** Exercise goal **
Output every line below exactly.

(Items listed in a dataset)
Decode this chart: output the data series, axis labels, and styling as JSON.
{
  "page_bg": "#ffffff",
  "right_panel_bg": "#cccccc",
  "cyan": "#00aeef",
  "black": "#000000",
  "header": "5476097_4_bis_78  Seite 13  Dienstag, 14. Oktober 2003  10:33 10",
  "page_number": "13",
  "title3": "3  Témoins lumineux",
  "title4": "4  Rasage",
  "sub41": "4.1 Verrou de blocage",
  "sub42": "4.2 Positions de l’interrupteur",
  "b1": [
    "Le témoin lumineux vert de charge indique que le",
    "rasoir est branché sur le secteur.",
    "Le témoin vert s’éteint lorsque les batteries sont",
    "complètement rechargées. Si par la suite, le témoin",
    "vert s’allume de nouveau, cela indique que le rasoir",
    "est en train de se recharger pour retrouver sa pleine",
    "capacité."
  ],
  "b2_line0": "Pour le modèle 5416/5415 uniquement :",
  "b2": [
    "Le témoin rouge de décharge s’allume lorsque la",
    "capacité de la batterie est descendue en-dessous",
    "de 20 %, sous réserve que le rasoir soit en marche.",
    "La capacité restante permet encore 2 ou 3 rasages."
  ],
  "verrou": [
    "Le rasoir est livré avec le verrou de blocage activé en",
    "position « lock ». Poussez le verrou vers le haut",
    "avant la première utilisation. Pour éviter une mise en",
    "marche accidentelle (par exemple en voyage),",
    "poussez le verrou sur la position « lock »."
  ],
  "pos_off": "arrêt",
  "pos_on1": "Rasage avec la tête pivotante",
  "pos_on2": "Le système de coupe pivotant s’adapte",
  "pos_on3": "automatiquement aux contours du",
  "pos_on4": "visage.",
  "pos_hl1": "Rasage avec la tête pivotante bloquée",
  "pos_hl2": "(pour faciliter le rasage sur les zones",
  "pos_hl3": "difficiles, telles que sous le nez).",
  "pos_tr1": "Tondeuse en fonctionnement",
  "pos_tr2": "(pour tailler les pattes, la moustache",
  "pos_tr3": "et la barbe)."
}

** Reply to the task **
Decode this chart: output the data series, axis labels, and styling as JSON.
{
  "page_bg": "#ffffff",
  "right_panel_bg": "#cccccc",
  "cyan": "#00aeef",
  "black": "#000000",
  "header": "5476097_4_bis_78  Seite 13  Dienstag, 14. Oktober 2003  10:33 10",
  "page_number": "13",
  "title3": "3  Témoins lumineux",
  "title4": "4  Rasage",
  "sub41": "4.1 Verrou de blocage",
  "sub42": "4.2 Positions de l’interrupteur",
  "b1": [
    "Le témoin lumineux vert de charge indique que le",
    "rasoir est branché sur le secteur.",
    "Le témoin vert s’éteint lorsque les batteries sont",
    "complètement rechargées. Si par la suite, le témoin",
    "vert s’allume de nouveau, cela indique que le rasoir",
    "est en train de se recharger pour retrouver sa pleine",
    "capacité."
  ],
  "b2_line0": "Pour le modèle 5416/5415 uniquement :",
  "b2": [
    "Le témoin rouge de décharge s’allume lorsque la",
    "capacité de la batterie est descendue en-dessous",
    "de 20 %, sous réserve que le rasoir soit en marche.",
    "La capacité restante permet encore 2 ou 3 rasages."
  ],
  "verrou": [
    "Le rasoir est livré avec le verrou de blocage activé en",
    "position « lock ». Poussez le verrou vers le haut",
    "avant la première utilisation. Pour éviter une mise en",
    "marche accidentelle (par exemple en voyage),",
    "poussez le verrou sur la position « lock »."
  ],
  "pos_off": "arrêt",
  "pos_on1": "Rasage avec la tête pivotante",
  "pos_on2": "Le système de coupe pivotant s’adapte",
  "pos_on3": "automatiquement aux contours du",
  "pos_on4": "visage.",
  "pos_hl1": "Rasage avec la tête pivotante bloquée",
  "pos_hl2": "(pour faciliter le rasage sur les zones",
  "pos_hl3": "difficiles, telles que sous le nez).",
  "pos_tr1": "Tondeuse en fonctionnement",
  "pos_tr2": "(pour tailler les pattes, la moustache",
  "pos_tr3": "et la barbe)."
}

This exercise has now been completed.